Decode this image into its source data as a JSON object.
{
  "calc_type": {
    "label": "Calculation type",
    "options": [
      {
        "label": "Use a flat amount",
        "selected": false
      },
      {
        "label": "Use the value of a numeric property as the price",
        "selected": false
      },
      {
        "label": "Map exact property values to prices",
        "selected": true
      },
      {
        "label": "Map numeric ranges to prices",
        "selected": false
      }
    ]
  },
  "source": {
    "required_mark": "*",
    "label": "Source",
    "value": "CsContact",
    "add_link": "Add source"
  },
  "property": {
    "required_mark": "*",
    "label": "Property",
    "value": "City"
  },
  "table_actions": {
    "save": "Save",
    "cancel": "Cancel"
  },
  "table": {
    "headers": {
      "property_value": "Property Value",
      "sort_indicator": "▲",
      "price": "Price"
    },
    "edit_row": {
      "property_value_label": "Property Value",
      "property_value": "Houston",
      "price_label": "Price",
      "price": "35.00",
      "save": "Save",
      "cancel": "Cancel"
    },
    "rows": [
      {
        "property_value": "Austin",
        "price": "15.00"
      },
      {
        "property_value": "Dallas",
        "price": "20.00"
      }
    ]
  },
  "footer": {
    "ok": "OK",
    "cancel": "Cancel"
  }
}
______
> What to produce: Where does the word "prices" appear in the listing? List each line that holds it.

> Output of the task:
        "label": "Map exact property values to prices",
        "label": "Map numeric ranges to prices",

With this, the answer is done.